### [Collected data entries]
-*-*-

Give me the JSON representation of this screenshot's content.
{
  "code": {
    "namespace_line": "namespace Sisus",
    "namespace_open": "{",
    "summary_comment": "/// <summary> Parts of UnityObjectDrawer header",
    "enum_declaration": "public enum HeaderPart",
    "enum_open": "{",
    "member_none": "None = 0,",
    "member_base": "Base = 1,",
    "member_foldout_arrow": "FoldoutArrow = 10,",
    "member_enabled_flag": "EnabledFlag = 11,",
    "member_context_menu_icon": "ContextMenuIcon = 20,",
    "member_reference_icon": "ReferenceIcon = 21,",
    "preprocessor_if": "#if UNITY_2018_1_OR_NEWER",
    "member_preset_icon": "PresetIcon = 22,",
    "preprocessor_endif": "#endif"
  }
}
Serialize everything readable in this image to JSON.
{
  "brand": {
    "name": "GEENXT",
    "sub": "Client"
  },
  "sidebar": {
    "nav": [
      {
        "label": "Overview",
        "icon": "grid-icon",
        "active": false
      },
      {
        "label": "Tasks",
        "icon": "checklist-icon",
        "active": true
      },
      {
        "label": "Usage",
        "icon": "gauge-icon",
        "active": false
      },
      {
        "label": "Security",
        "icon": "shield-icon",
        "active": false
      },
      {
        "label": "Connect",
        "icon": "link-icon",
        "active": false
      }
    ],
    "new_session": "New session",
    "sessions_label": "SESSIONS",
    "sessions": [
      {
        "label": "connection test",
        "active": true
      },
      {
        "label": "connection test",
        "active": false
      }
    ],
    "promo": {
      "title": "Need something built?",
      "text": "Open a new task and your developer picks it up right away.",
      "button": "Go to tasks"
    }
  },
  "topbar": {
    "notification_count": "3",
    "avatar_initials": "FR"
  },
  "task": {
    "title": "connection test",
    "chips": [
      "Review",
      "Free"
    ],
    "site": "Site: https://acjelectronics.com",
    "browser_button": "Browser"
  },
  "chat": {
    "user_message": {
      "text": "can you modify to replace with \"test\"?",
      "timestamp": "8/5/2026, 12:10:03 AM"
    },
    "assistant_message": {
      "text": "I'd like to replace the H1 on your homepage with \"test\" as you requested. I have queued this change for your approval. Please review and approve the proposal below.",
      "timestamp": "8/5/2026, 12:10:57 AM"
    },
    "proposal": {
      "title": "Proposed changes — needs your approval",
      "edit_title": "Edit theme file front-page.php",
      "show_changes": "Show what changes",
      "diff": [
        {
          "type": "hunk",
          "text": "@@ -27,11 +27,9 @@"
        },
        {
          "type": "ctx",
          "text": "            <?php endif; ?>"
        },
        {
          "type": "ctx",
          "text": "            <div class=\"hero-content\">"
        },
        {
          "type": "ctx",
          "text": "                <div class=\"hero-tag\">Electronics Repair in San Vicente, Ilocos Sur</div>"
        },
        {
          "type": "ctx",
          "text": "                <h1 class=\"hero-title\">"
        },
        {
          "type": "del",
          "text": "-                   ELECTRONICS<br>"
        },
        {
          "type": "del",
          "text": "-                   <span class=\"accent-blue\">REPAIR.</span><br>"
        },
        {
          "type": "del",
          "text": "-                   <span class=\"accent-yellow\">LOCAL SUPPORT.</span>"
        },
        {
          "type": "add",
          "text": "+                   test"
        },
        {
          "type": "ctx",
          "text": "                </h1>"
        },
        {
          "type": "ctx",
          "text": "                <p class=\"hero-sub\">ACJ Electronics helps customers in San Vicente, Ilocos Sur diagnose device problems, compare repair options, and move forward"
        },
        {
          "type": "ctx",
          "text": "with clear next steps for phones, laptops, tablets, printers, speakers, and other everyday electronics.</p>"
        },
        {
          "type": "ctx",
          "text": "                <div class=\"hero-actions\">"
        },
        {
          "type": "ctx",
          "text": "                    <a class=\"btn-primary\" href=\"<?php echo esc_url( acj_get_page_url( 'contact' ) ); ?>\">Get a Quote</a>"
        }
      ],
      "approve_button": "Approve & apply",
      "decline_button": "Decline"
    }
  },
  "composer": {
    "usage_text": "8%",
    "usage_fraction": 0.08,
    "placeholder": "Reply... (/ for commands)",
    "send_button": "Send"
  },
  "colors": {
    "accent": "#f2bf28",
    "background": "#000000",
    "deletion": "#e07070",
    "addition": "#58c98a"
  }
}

-*-*-

### [Exercise]
Your task is to give the records above again, exactly.

### [Solution for this task]
Give me the JSON representation of this screenshot's content.
{
  "code": {
    "namespace_line": "namespace Sisus",
    "namespace_open": "{",
    "summary_comment": "/// <summary> Parts of UnityObjectDrawer header",
    "enum_declaration": "public enum HeaderPart",
    "enum_open": "{",
    "member_none": "None = 0,",
    "member_base": "Base = 1,",
    "member_foldout_arrow": "FoldoutArrow = 10,",
    "member_enabled_flag": "EnabledFlag = 11,",
    "member_context_menu_icon": "ContextMenuIcon = 20,",
    "member_reference_icon": "ReferenceIcon = 21,",
    "preprocessor_if": "#if UNITY_2018_1_OR_NEWER",
    "member_preset_icon": "PresetIcon = 22,",
    "preprocessor_endif": "#endif"
  }
}
Serialize everything readable in this image to JSON.
{
  "brand": {
    "name": "GEENXT",
    "sub": "Client"
  },
  "sidebar": {
    "nav": [
      {
        "label": "Overview",
        "icon": "grid-icon",
        "active": false
      },
      {
        "label": "Tasks",
        "icon": "checklist-icon",
        "active": true
      },
      {
        "label": "Usage",
        "icon": "gauge-icon",
        "active": false
      },
      {
        "label": "Security",
        "icon": "shield-icon",
        "active": false
      },
      {
        "label": "Connect",
        "icon": "link-icon",
        "active": false
      }
    ],
    "new_session": "New session",
    "sessions_label": "SESSIONS",
    "sessions": [
      {
        "label": "connection test",
        "active": true
      },
      {
        "label": "connection test",
        "active": false
      }
    ],
    "promo": {
      "title": "Need something built?",
      "text": "Open a new task and your developer picks it up right away.",
      "button": "Go to tasks"
    }
  },
  "topbar": {
    "notification_count": "3",
    "avatar_initials": "FR"
  },
  "task": {
    "title": "connection test",
    "chips": [
      "Review",
      "Free"
    ],
    "site": "Site: https://acjelectronics.com",
    "browser_button": "Browser"
  },
  "chat": {
    "user_message": {
      "text": "can you modify to replace with \"test\"?",
      "timestamp": "8/5/2026, 12:10:03 AM"
    },
    "assistant_message": {
      "text": "I'd like to replace the H1 on your homepage with \"test\" as you requested. I have queued this change for your approval. Please review and approve the proposal below.",
      "timestamp": "8/5/2026, 12:10:57 AM"
    },
    "proposal": {
      "title": "Proposed changes — needs your approval",
      "edit_title": "Edit theme file front-page.php",
      "show_changes": "Show what changes",
      "diff": [
        {
          "type": "hunk",
          "text": "@@ -27,11 +27,9 @@"
        },
        {
          "type": "ctx",
          "text": "            <?php endif; ?>"
        },
        {
          "type": "ctx",
          "text": "            <div class=\"hero-content\">"
        },
        {
          "type": "ctx",
          "text": "                <div class=\"hero-tag\">Electronics Repair in San Vicente, Ilocos Sur</div>"
        },
        {
          "type": "ctx",
          "text": "                <h1 class=\"hero-title\">"
        },
        {
          "type": "del",
          "text": "-                   ELECTRONICS<br>"
        },
        {
          "type": "del",
          "text": "-                   <span class=\"accent-blue\">REPAIR.</span><br>"
        },
        {
          "type": "del",
          "text": "-                   <span class=\"accent-yellow\">LOCAL SUPPORT.</span>"
        },
        {
          "type": "add",
          "text": "+                   test"
        },
        {
          "type": "ctx",
          "text": "                </h1>"
        },
        {
          "type": "ctx",
          "text": "                <p class=\"hero-sub\">ACJ Electronics helps customers in San Vicente, Ilocos Sur diagnose device problems, compare repair options, and move forward"
        },
        {
          "type": "ctx",
          "text": "with clear next steps for phones, laptops, tablets, printers, speakers, and other everyday electronics.</p>"
        },
        {
          "type": "ctx",
          "text": "                <div class=\"hero-actions\">"
        },
        {
          "type": "ctx",
          "text": "                    <a class=\"btn-primary\" href=\"<?php echo esc_url( acj_get_page_url( 'contact' ) ); ?>\">Get a Quote</a>"
        }
      ],
      "approve_button": "Approve & apply",
      "decline_button": "Decline"
    }
  },
  "composer": {
    "usage_text": "8%",
    "usage_fraction": 0.08,
    "placeholder": "Reply... (/ for commands)",
    "send_button": "Send"
  },
  "colors": {
    "accent": "#f2bf28",
    "background": "#000000",
    "deletion": "#e07070",
    "addition": "#58c98a"
  }
}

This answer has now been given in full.